What to work on:
Omit the images, then output each of the records below exactly.

Dataset records on visual material:

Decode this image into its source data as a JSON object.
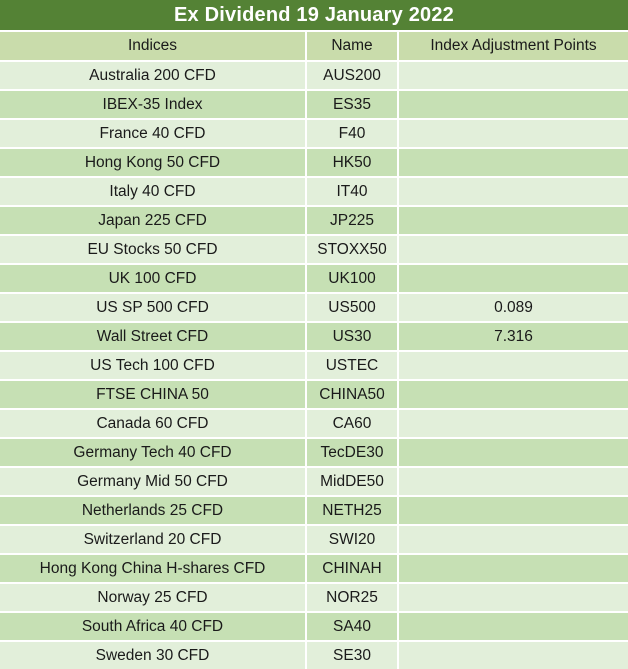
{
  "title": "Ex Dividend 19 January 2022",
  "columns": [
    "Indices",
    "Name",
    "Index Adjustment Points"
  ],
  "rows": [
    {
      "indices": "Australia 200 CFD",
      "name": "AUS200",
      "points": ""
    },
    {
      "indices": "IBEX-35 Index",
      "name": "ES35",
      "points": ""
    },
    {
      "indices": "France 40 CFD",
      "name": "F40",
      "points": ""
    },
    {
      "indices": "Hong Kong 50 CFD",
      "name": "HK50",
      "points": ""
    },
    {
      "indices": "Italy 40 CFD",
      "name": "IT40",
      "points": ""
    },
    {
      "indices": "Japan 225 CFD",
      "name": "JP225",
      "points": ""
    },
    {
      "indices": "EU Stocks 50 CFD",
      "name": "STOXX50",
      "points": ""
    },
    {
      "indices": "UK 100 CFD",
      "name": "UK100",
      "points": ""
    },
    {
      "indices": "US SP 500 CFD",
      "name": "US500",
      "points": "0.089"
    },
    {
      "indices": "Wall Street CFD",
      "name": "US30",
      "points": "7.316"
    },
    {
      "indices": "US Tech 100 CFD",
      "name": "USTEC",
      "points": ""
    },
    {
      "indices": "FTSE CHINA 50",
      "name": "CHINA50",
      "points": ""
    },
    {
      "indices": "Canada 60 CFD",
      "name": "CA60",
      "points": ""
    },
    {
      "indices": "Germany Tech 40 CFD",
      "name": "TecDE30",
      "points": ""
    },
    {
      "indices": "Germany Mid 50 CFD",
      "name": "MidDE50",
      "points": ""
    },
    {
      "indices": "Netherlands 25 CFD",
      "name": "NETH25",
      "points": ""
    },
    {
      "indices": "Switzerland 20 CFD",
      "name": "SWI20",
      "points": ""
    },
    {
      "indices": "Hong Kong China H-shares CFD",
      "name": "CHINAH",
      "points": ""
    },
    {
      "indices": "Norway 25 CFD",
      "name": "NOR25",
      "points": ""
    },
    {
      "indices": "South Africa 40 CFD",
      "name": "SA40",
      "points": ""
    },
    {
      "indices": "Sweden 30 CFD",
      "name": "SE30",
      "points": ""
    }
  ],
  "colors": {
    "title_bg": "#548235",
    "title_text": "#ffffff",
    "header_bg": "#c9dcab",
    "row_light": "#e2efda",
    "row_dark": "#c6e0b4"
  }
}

Exercise output:
Decode this image into its source data as a JSON object.
{
  "title": "Ex Dividend 19 January 2022",
  "columns": [
    "Indices",
    "Name",
    "Index Adjustment Points"
  ],
  "rows": [
    {
      "indices": "Australia 200 CFD",
      "name": "AUS200",
      "points": ""
    },
    {
      "indices": "IBEX-35 Index",
      "name": "ES35",
      "points": ""
    },
    {
      "indices": "France 40 CFD",
      "name": "F40",
      "points": ""
    },
    {
      "indices": "Hong Kong 50 CFD",
      "name": "HK50",
      "points": ""
    },
    {
      "indices": "Italy 40 CFD",
      "name": "IT40",
      "points": ""
    },
    {
      "indices": "Japan 225 CFD",
      "name": "JP225",
      "points": ""
    },
    {
      "indices": "EU Stocks 50 CFD",
      "name": "STOXX50",
      "points": ""
    },
    {
      "indices": "UK 100 CFD",
      "name": "UK100",
      "points": ""
    },
    {
      "indices": "US SP 500 CFD",
      "name": "US500",
      "points": "0.089"
    },
    {
      "indices": "Wall Street CFD",
      "name": "US30",
      "points": "7.316"
    },
    {
      "indices": "US Tech 100 CFD",
      "name": "USTEC",
      "points": ""
    },
    {
      "indices": "FTSE CHINA 50",
      "name": "CHINA50",
      "points": ""
    },
    {
      "indices": "Canada 60 CFD",
      "name": "CA60",
      "points": ""
    },
    {
      "indices": "Germany Tech 40 CFD",
      "name": "TecDE30",
      "points": ""
    },
    {
      "indices": "Germany Mid 50 CFD",
      "name": "MidDE50",
      "points": ""
    },
    {
      "indices": "Netherlands 25 CFD",
      "name": "NETH25",
      "points": ""
    },
    {
      "indices": "Switzerland 20 CFD",
      "name": "SWI20",
      "points": ""
    },
    {
      "indices": "Hong Kong China H-shares CFD",
      "name": "CHINAH",
      "points": ""
    },
    {
      "indices": "Norway 25 CFD",
      "name": "NOR25",
      "points": ""
    },
    {
      "indices": "South Africa 40 CFD",
      "name": "SA40",
      "points": ""
    },
    {
      "indices": "Sweden 30 CFD",
      "name": "SE30",
      "points": ""
    }
  ],
  "colors": {
    "title_bg": "#548235",
    "title_text": "#ffffff",
    "header_bg": "#c9dcab",
    "row_light": "#e2efda",
    "row_dark": "#c6e0b4"
  }
}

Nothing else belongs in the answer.